[Data excerpts]

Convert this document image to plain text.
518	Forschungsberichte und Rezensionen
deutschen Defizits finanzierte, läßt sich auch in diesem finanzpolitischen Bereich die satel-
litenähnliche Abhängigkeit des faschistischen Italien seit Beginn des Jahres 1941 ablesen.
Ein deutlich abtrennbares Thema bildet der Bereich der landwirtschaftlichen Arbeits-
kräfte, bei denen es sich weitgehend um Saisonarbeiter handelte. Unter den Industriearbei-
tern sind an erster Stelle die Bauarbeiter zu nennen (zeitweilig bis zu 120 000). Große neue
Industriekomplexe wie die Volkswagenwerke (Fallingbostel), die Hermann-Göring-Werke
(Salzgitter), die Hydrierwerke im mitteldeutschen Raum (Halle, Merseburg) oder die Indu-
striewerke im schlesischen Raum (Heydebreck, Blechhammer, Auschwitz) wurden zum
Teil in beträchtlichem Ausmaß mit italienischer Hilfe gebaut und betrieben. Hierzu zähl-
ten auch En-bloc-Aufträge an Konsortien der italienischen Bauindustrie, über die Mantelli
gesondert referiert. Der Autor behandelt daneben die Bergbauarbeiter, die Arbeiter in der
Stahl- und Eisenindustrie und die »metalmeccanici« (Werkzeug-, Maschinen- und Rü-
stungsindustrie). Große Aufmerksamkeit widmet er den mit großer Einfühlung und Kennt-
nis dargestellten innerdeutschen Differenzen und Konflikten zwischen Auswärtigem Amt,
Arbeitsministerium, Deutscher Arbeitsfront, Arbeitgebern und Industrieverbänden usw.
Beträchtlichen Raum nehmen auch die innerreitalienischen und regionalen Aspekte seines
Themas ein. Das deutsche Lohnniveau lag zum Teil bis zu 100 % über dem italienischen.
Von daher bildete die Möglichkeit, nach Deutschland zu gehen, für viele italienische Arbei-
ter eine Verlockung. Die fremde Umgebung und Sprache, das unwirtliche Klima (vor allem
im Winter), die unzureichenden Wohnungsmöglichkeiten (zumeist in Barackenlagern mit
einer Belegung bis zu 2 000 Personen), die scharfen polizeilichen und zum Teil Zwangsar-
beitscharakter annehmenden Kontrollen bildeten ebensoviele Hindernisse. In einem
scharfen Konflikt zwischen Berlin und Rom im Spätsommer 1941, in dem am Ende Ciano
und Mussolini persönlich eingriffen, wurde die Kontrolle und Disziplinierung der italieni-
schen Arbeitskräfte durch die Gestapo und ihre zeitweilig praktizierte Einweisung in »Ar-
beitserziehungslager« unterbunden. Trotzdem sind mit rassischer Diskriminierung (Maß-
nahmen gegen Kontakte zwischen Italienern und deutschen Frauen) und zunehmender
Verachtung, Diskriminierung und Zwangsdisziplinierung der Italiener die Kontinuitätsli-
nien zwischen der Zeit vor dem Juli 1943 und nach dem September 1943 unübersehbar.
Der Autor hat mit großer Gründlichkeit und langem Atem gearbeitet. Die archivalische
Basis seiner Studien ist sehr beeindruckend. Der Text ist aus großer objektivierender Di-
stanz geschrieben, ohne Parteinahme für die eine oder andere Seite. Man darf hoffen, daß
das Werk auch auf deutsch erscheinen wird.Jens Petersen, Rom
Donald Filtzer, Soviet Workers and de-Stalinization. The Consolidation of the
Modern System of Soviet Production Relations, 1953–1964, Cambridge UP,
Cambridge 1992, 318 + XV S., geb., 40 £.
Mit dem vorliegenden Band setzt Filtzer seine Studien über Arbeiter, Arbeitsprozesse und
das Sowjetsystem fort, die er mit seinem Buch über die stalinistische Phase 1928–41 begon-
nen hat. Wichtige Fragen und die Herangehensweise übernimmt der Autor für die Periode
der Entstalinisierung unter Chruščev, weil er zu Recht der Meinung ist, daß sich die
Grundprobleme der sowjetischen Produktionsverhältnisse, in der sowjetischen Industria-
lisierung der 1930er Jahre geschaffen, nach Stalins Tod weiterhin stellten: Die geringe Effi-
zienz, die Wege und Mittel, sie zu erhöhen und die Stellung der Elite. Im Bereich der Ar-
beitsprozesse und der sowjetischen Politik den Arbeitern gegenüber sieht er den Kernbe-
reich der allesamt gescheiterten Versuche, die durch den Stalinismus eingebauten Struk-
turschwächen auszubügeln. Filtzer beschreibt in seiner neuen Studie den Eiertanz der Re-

• [What needs to be done]: Pull out every line above that holds the word "Teil".

• [Answer to this problem]:
Teil in beträchtlichem Ausmaß mit italienischer Hilfe gebaut und betrieben. Hierzu zähl-
Themas ein. Das deutsche Lohnniveau lag zum Teil bis zu 100 % über dem italienischen.
einer Belegung bis zu 2 000 Personen), die scharfen polizeilichen und zum Teil Zwangsar-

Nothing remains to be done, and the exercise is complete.